Lines holding the string "Attendances" are the ones to copy from this listing.

(Stored data)
'''
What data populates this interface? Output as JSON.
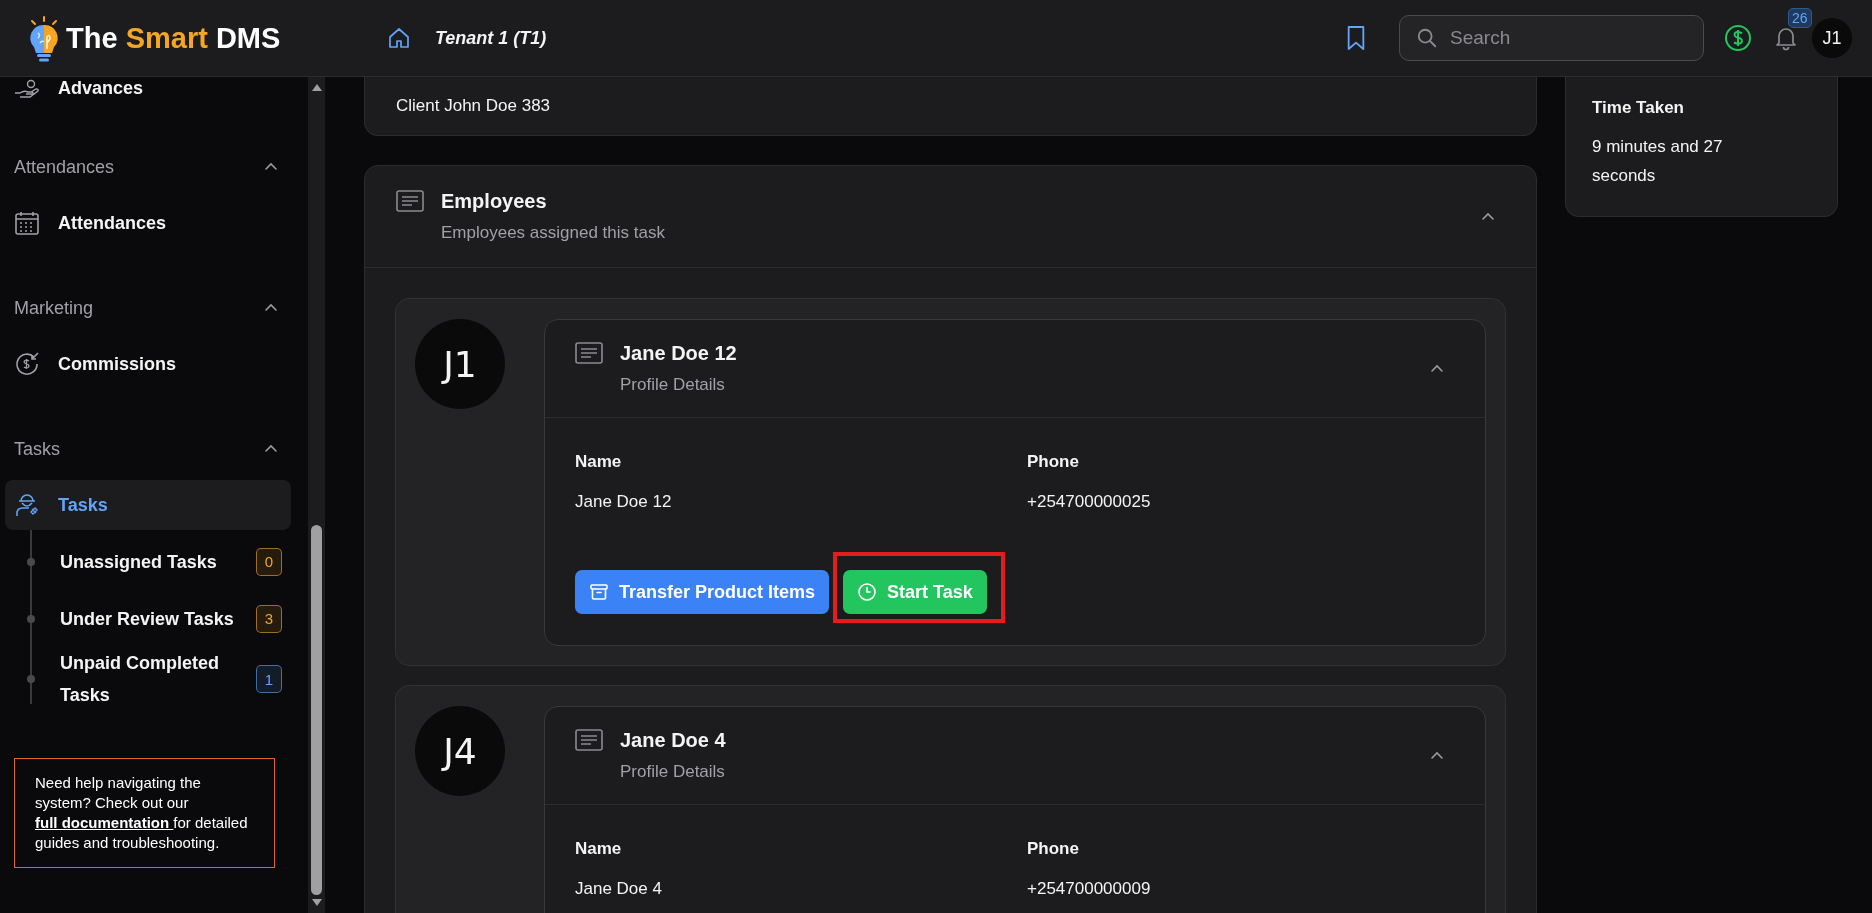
{
  "header": {
    "logo": [
      {
        "text": "The",
        "accent": false
      },
      {
        "text": "Smart",
        "accent": true
      },
      {
        "text": "DMS",
        "accent": false
      }
    ],
    "tenant": "Tenant 1 (T1)",
    "search": {
      "placeholder": "Search"
    },
    "notification_count": "26",
    "avatar": "J1"
  },
  "sidebar": {
    "top_item": {
      "label": "Advances"
    },
    "sections": [
      {
        "title": "Attendances",
        "expanded": true,
        "items": [
          {
            "label": "Attendances",
            "selected": false
          }
        ]
      },
      {
        "title": "Marketing",
        "expanded": true,
        "items": [
          {
            "label": "Commissions",
            "selected": false
          }
        ]
      },
      {
        "title": "Tasks",
        "expanded": true,
        "items": [
          {
            "label": "Tasks",
            "selected": true,
            "children": [
              {
                "label": "Unassigned Tasks",
                "count": "0",
                "color": "#f5a524"
              },
              {
                "label": "Under Review Tasks",
                "count": "3",
                "color": "#f5a524"
              },
              {
                "label": "Unpaid Completed Tasks",
                "count": "1",
                "color": "#60a5fa"
              }
            ]
          }
        ]
      }
    ],
    "help": {
      "before": "Need help navigating the system? Check out our ",
      "link": "full documentation ",
      "after": "for detailed guides and troubleshooting."
    }
  },
  "client_card": {
    "text": "Client John Doe 383"
  },
  "employees": {
    "title": "Employees",
    "subtitle": "Employees assigned this task",
    "expanded": true,
    "members": [
      {
        "initials": "J1",
        "name": "Jane Doe 12",
        "subtitle": "Profile Details",
        "expanded": true,
        "fields": [
          {
            "label": "Name",
            "value": "Jane Doe 12"
          },
          {
            "label": "Phone",
            "value": "+254700000025"
          }
        ],
        "actions": [
          {
            "kind": "transfer",
            "label": "Transfer Product Items",
            "highlighted": false
          },
          {
            "kind": "start",
            "label": "Start Task",
            "highlighted": true
          }
        ]
      },
      {
        "initials": "J4",
        "name": "Jane Doe 4",
        "subtitle": "Profile Details",
        "expanded": true,
        "fields": [
          {
            "label": "Name",
            "value": "Jane Doe 4"
          },
          {
            "label": "Phone",
            "value": "+254700000009"
          }
        ]
      }
    ]
  },
  "side_card": {
    "title": "Time Taken",
    "value": "9 minutes and 27 seconds"
  }
}
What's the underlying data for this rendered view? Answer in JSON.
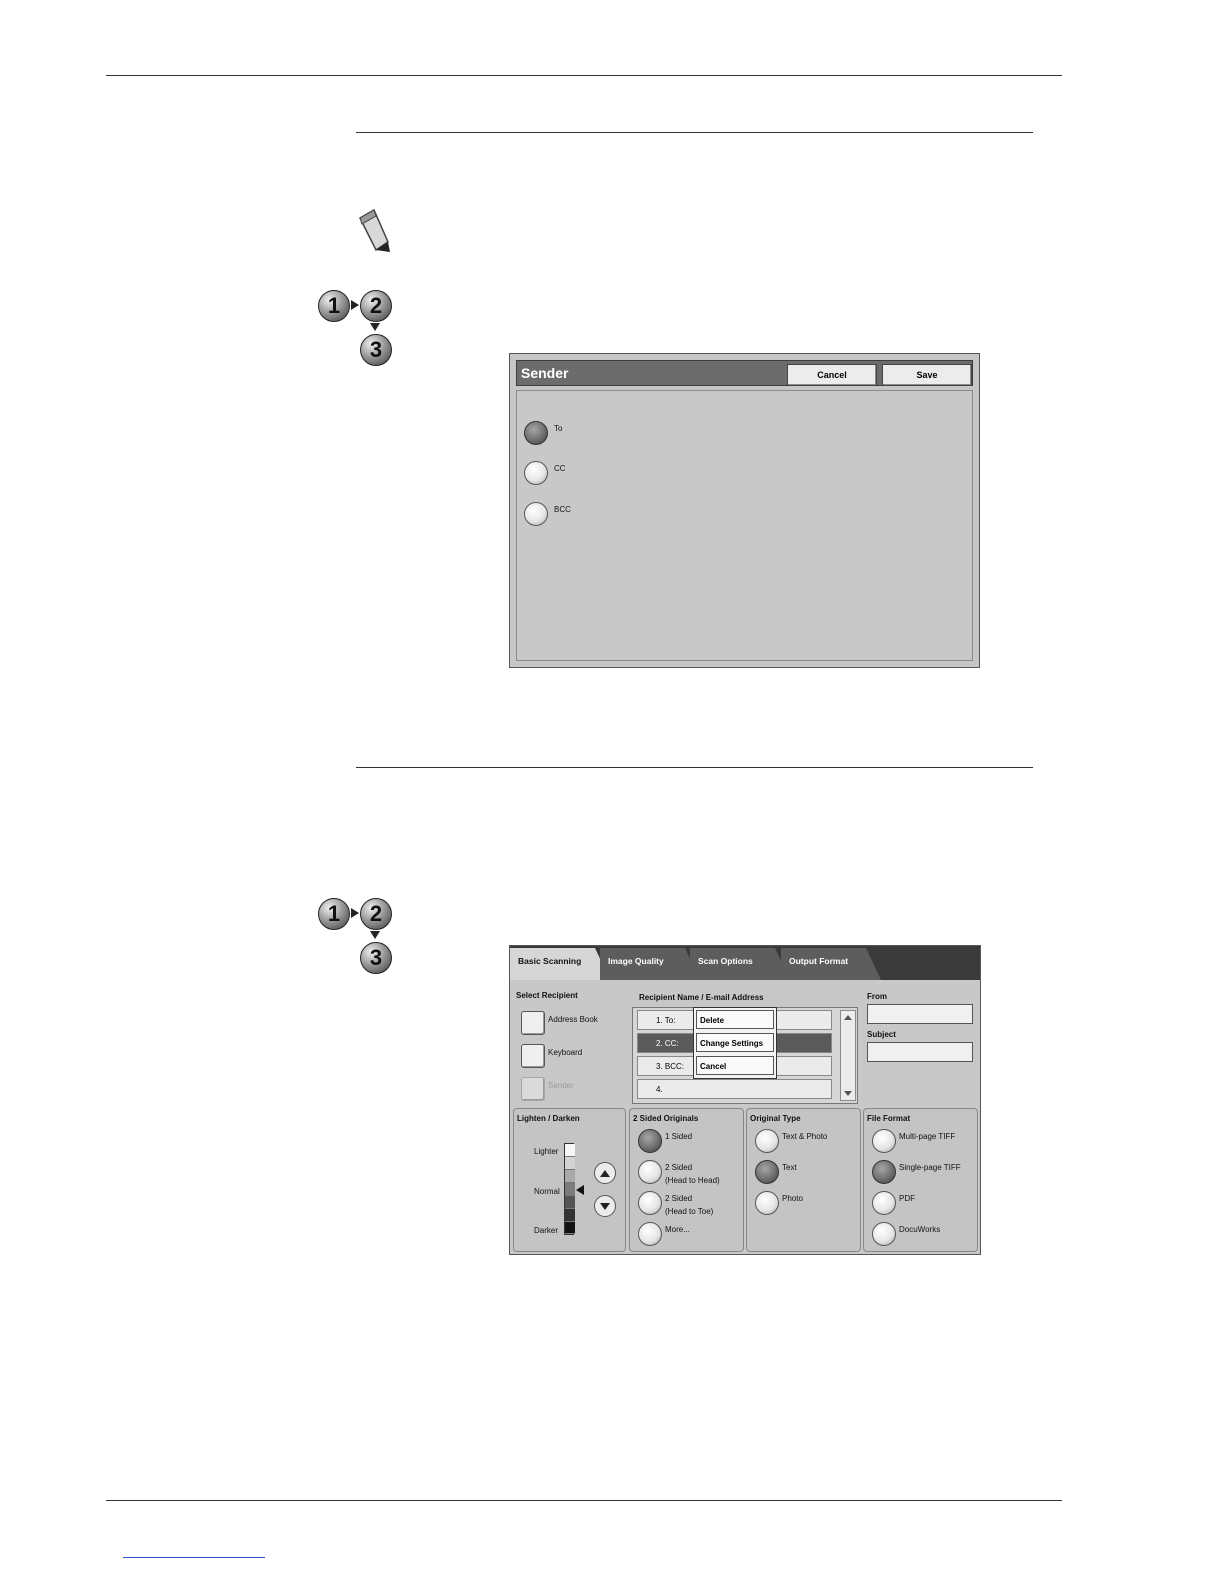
{
  "sender_dialog": {
    "title": "Sender",
    "cancel_label": "Cancel",
    "save_label": "Save",
    "options": [
      {
        "label": "To",
        "selected": true
      },
      {
        "label": "CC",
        "selected": false
      },
      {
        "label": "BCC",
        "selected": false
      }
    ]
  },
  "steps_icon": {
    "one": "1",
    "two": "2",
    "three": "3"
  },
  "scan_screen": {
    "tabs": [
      "Basic Scanning",
      "Image Quality",
      "Scan Options",
      "Output Format"
    ],
    "select_recipient": {
      "heading": "Select Recipient",
      "buttons": [
        "Address Book",
        "Keyboard",
        "Sender"
      ]
    },
    "recipients": {
      "heading": "Recipient Name / E-mail Address",
      "rows": [
        "1.  To:",
        "2.  CC:",
        "3.  BCC:",
        "4."
      ],
      "menu": [
        "Delete",
        "Change Settings",
        "Cancel"
      ]
    },
    "from_label": "From",
    "subject_label": "Subject",
    "lighten_darken": {
      "heading": "Lighten / Darken",
      "lighter": "Lighter",
      "normal": "Normal",
      "darker": "Darker"
    },
    "two_sided": {
      "heading": "2 Sided Originals",
      "options": [
        "1 Sided",
        "2 Sided",
        "(Head to Head)",
        "2 Sided",
        "(Head to Toe)",
        "More..."
      ]
    },
    "original_type": {
      "heading": "Original Type",
      "options": [
        "Text & Photo",
        "Text",
        "Photo"
      ]
    },
    "file_format": {
      "heading": "File Format",
      "options": [
        "Multi-page TIFF",
        "Single-page TIFF",
        "PDF",
        "DocuWorks"
      ]
    }
  },
  "colors": {
    "tab_active": "#d6d6d6",
    "tab_inactive": "#5d5d5d",
    "screen_bg": "#c6c6c6"
  }
}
'''
__Answer to the exercise__:
        "title": "Attendances",
            "label": "Attendances",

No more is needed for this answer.